**Exercise requirements:**
Without the pictures, set down the records below word for word.

**Stored data:**
━━━
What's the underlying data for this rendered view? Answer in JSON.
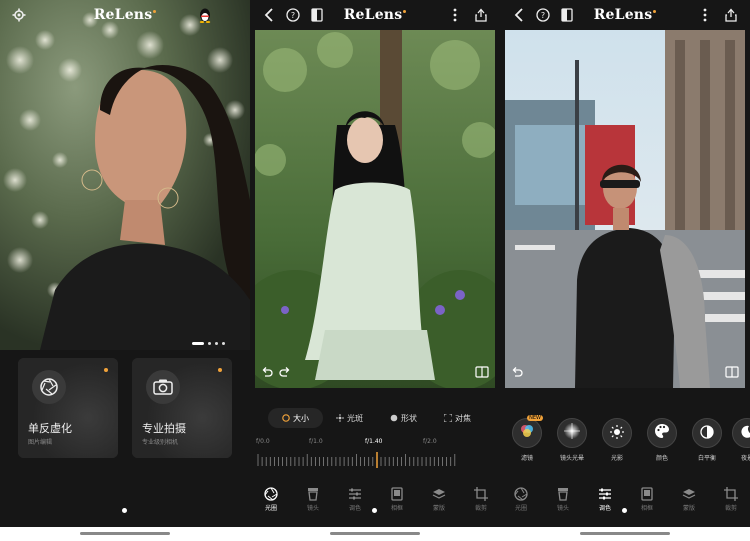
{
  "app": {
    "name": "ReLens"
  },
  "colors": {
    "accent": "#f0a23a",
    "background": "#161616"
  },
  "home": {
    "modes": [
      {
        "title": "单反虚化",
        "subtitle": "图片编辑",
        "icon": "aperture-icon"
      },
      {
        "title": "专业拍摄",
        "subtitle": "专业级别相机",
        "icon": "camera-icon"
      }
    ],
    "carousel": {
      "count": 4,
      "active": 1
    }
  },
  "editor": {
    "aperture_subtabs": [
      "大小",
      "光斑",
      "形状",
      "对焦"
    ],
    "aperture_active": "大小",
    "ruler_labels": [
      "f/0.0",
      "f/1.0",
      "f/1.40",
      "f/2.0"
    ],
    "ruler_current": "f/1.40",
    "tabs": [
      "光圈",
      "镜头",
      "调色",
      "相框",
      "蒙版",
      "裁剪"
    ],
    "active_tab": "光圈"
  },
  "color_editor": {
    "tools": [
      {
        "label": "滤镜",
        "icon": "filter-icon",
        "new": true,
        "new_label": "NEW"
      },
      {
        "label": "镜头光晕",
        "icon": "lens-flare-icon"
      },
      {
        "label": "光影",
        "icon": "light-icon"
      },
      {
        "label": "颜色",
        "icon": "palette-icon"
      },
      {
        "label": "白平衡",
        "icon": "white-balance-icon"
      },
      {
        "label": "夜景",
        "icon": "night-icon"
      }
    ],
    "tabs": [
      "光圈",
      "镜头",
      "调色",
      "相框",
      "蒙版",
      "裁剪"
    ],
    "active_tab": "调色"
  }
}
━━━
**Reply:**
What's the underlying data for this rendered view? Answer in JSON.
{
  "app": {
    "name": "ReLens"
  },
  "colors": {
    "accent": "#f0a23a",
    "background": "#161616"
  },
  "home": {
    "modes": [
      {
        "title": "单反虚化",
        "subtitle": "图片编辑",
        "icon": "aperture-icon"
      },
      {
        "title": "专业拍摄",
        "subtitle": "专业级别相机",
        "icon": "camera-icon"
      }
    ],
    "carousel": {
      "count": 4,
      "active": 1
    }
  },
  "editor": {
    "aperture_subtabs": [
      "大小",
      "光斑",
      "形状",
      "对焦"
    ],
    "aperture_active": "大小",
    "ruler_labels": [
      "f/0.0",
      "f/1.0",
      "f/1.40",
      "f/2.0"
    ],
    "ruler_current": "f/1.40",
    "tabs": [
      "光圈",
      "镜头",
      "调色",
      "相框",
      "蒙版",
      "裁剪"
    ],
    "active_tab": "光圈"
  },
  "color_editor": {
    "tools": [
      {
        "label": "滤镜",
        "icon": "filter-icon",
        "new": true,
        "new_label": "NEW"
      },
      {
        "label": "镜头光晕",
        "icon": "lens-flare-icon"
      },
      {
        "label": "光影",
        "icon": "light-icon"
      },
      {
        "label": "颜色",
        "icon": "palette-icon"
      },
      {
        "label": "白平衡",
        "icon": "white-balance-icon"
      },
      {
        "label": "夜景",
        "icon": "night-icon"
      }
    ],
    "tabs": [
      "光圈",
      "镜头",
      "调色",
      "相框",
      "蒙版",
      "裁剪"
    ],
    "active_tab": "调色"
  }
}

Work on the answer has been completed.